Items listed in a dataset
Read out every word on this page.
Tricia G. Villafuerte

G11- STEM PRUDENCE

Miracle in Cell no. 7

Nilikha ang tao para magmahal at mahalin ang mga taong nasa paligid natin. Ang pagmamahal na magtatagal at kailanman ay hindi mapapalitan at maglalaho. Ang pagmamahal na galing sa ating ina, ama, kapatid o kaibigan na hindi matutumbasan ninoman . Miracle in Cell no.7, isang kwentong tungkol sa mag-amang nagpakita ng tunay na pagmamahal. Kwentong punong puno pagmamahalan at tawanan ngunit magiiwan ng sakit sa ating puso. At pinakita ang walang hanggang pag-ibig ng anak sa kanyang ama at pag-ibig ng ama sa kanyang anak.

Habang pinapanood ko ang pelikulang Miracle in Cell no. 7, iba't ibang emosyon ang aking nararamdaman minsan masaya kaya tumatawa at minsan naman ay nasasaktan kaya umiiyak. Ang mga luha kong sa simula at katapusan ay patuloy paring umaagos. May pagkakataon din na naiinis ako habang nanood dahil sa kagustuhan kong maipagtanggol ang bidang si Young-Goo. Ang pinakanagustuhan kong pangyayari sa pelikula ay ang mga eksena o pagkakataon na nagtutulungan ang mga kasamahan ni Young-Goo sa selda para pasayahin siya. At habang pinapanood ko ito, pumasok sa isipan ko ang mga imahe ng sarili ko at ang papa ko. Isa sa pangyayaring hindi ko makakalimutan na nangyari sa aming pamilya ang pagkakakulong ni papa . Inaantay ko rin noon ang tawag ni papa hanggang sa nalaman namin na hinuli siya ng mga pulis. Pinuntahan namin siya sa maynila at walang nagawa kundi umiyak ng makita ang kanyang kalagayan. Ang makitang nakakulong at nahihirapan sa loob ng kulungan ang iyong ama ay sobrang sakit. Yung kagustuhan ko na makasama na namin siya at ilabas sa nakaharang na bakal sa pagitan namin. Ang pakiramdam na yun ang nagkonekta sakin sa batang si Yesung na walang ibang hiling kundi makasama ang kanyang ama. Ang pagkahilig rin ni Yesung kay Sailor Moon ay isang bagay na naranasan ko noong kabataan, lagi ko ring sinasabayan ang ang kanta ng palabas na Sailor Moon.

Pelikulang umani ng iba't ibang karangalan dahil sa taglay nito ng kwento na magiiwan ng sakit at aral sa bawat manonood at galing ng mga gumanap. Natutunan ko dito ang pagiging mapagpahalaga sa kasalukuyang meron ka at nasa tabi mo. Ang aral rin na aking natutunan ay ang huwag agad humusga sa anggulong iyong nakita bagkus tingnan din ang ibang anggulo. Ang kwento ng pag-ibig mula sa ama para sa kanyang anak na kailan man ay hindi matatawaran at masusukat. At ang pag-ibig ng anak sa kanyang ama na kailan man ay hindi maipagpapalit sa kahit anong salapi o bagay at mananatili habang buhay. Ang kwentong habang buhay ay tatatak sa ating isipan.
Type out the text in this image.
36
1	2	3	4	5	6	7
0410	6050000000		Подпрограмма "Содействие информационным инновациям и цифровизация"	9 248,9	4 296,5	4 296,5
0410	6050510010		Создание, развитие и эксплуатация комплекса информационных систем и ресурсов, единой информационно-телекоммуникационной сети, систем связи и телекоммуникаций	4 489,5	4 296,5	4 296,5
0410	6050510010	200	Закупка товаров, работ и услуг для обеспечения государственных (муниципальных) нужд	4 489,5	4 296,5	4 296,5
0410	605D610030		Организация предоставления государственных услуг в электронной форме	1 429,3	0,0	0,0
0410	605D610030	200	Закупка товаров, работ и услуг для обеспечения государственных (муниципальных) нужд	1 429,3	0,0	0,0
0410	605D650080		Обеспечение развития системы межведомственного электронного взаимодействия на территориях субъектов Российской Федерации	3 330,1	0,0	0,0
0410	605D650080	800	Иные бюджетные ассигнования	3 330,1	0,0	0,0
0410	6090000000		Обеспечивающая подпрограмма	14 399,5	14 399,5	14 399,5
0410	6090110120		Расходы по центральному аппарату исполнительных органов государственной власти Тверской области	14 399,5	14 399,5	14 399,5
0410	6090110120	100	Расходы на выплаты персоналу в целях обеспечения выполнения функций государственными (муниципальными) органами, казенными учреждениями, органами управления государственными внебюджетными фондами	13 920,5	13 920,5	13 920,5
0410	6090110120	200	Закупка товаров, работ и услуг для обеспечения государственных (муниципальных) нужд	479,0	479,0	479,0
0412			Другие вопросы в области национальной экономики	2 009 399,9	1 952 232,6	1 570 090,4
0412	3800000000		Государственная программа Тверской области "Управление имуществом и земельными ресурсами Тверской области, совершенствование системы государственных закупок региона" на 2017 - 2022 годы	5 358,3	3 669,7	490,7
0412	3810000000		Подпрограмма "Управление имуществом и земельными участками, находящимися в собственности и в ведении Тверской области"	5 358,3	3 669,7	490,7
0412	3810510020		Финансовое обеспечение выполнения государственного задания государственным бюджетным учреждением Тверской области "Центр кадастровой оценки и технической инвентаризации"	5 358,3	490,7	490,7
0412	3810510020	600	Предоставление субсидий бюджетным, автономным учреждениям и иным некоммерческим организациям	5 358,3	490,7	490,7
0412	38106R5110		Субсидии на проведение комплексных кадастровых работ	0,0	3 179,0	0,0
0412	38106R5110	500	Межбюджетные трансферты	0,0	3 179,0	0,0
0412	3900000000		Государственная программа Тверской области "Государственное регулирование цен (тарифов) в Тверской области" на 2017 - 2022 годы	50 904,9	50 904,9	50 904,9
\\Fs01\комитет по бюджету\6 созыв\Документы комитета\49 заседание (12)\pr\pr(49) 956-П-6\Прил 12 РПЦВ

GOAL OF THE EXERCISE:
Write out all of the records once more, exactly.

WRITTEN RESPONSE:
Read out every word on this page.
Tricia G. Villafuerte

G11- STEM PRUDENCE

Miracle in Cell no. 7

Nilikha ang tao para magmahal at mahalin ang mga taong nasa paligid natin. Ang pagmamahal na magtatagal at kailanman ay hindi mapapalitan at maglalaho. Ang pagmamahal na galing sa ating ina, ama, kapatid o kaibigan na hindi matutumbasan ninoman . Miracle in Cell no.7, isang kwentong tungkol sa mag-amang nagpakita ng tunay na pagmamahal. Kwentong punong puno pagmamahalan at tawanan ngunit magiiwan ng sakit sa ating puso. At pinakita ang walang hanggang pag-ibig ng anak sa kanyang ama at pag-ibig ng ama sa kanyang anak.

Habang pinapanood ko ang pelikulang Miracle in Cell no. 7, iba't ibang emosyon ang aking nararamdaman minsan masaya kaya tumatawa at minsan naman ay nasasaktan kaya umiiyak. Ang mga luha kong sa simula at katapusan ay patuloy paring umaagos. May pagkakataon din na naiinis ako habang nanood dahil sa kagustuhan kong maipagtanggol ang bidang si Young-Goo. Ang pinakanagustuhan kong pangyayari sa pelikula ay ang mga eksena o pagkakataon na nagtutulungan ang mga kasamahan ni Young-Goo sa selda para pasayahin siya. At habang pinapanood ko ito, pumasok sa isipan ko ang mga imahe ng sarili ko at ang papa ko. Isa sa pangyayaring hindi ko makakalimutan na nangyari sa aming pamilya ang pagkakakulong ni papa . Inaantay ko rin noon ang tawag ni papa hanggang sa nalaman namin na hinuli siya ng mga pulis. Pinuntahan namin siya sa maynila at walang nagawa kundi umiyak ng makita ang kanyang kalagayan. Ang makitang nakakulong at nahihirapan sa loob ng kulungan ang iyong ama ay sobrang sakit. Yung kagustuhan ko na makasama na namin siya at ilabas sa nakaharang na bakal sa pagitan namin. Ang pakiramdam na yun ang nagkonekta sakin sa batang si Yesung na walang ibang hiling kundi makasama ang kanyang ama. Ang pagkahilig rin ni Yesung kay Sailor Moon ay isang bagay na naranasan ko noong kabataan, lagi ko ring sinasabayan ang ang kanta ng palabas na Sailor Moon.

Pelikulang umani ng iba't ibang karangalan dahil sa taglay nito ng kwento na magiiwan ng sakit at aral sa bawat manonood at galing ng mga gumanap. Natutunan ko dito ang pagiging mapagpahalaga sa kasalukuyang meron ka at nasa tabi mo. Ang aral rin na aking natutunan ay ang huwag agad humusga sa anggulong iyong nakita bagkus tingnan din ang ibang anggulo. Ang kwento ng pag-ibig mula sa ama para sa kanyang anak na kailan man ay hindi matatawaran at masusukat. At ang pag-ibig ng anak sa kanyang ama na kailan man ay hindi maipagpapalit sa kahit anong salapi o bagay at mananatili habang buhay. Ang kwentong habang buhay ay tatatak sa ating isipan.
Type out the text in this image.
36
1	2	3	4	5	6	7
0410	6050000000		Подпрограмма "Содействие информационным инновациям и цифровизация"	9 248,9	4 296,5	4 296,5
0410	6050510010		Создание, развитие и эксплуатация комплекса информационных систем и ресурсов, единой информационно-телекоммуникационной сети, систем связи и телекоммуникаций	4 489,5	4 296,5	4 296,5
0410	6050510010	200	Закупка товаров, работ и услуг для обеспечения государственных (муниципальных) нужд	4 489,5	4 296,5	4 296,5
0410	605D610030		Организация предоставления государственных услуг в электронной форме	1 429,3	0,0	0,0
0410	605D610030	200	Закупка товаров, работ и услуг для обеспечения государственных (муниципальных) нужд	1 429,3	0,0	0,0
0410	605D650080		Обеспечение развития системы межведомственного электронного взаимодействия на территориях субъектов Российской Федерации	3 330,1	0,0	0,0
0410	605D650080	800	Иные бюджетные ассигнования	3 330,1	0,0	0,0
0410	6090000000		Обеспечивающая подпрограмма	14 399,5	14 399,5	14 399,5
0410	6090110120		Расходы по центральному аппарату исполнительных органов государственной власти Тверской области	14 399,5	14 399,5	14 399,5
0410	6090110120	100	Расходы на выплаты персоналу в целях обеспечения выполнения функций государственными (муниципальными) органами, казенными учреждениями, органами управления государственными внебюджетными фондами	13 920,5	13 920,5	13 920,5
0410	6090110120	200	Закупка товаров, работ и услуг для обеспечения государственных (муниципальных) нужд	479,0	479,0	479,0
0412			Другие вопросы в области национальной экономики	2 009 399,9	1 952 232,6	1 570 090,4
0412	3800000000		Государственная программа Тверской области "Управление имуществом и земельными ресурсами Тверской области, совершенствование системы государственных закупок региона" на 2017 - 2022 годы	5 358,3	3 669,7	490,7
0412	3810000000		Подпрограмма "Управление имуществом и земельными участками, находящимися в собственности и в ведении Тверской области"	5 358,3	3 669,7	490,7
0412	3810510020		Финансовое обеспечение выполнения государственного задания государственным бюджетным учреждением Тверской области "Центр кадастровой оценки и технической инвентаризации"	5 358,3	490,7	490,7
0412	3810510020	600	Предоставление субсидий бюджетным, автономным учреждениям и иным некоммерческим организациям	5 358,3	490,7	490,7
0412	38106R5110		Субсидии на проведение комплексных кадастровых работ	0,0	3 179,0	0,0
0412	38106R5110	500	Межбюджетные трансферты	0,0	3 179,0	0,0
0412	3900000000		Государственная программа Тверской области "Государственное регулирование цен (тарифов) в Тверской области" на 2017 - 2022 годы	50 904,9	50 904,9	50 904,9
\\Fs01\комитет по бюджету\6 созыв\Документы комитета\49 заседание (12)\pr\pr(49) 956-П-6\Прил 12 РПЦВ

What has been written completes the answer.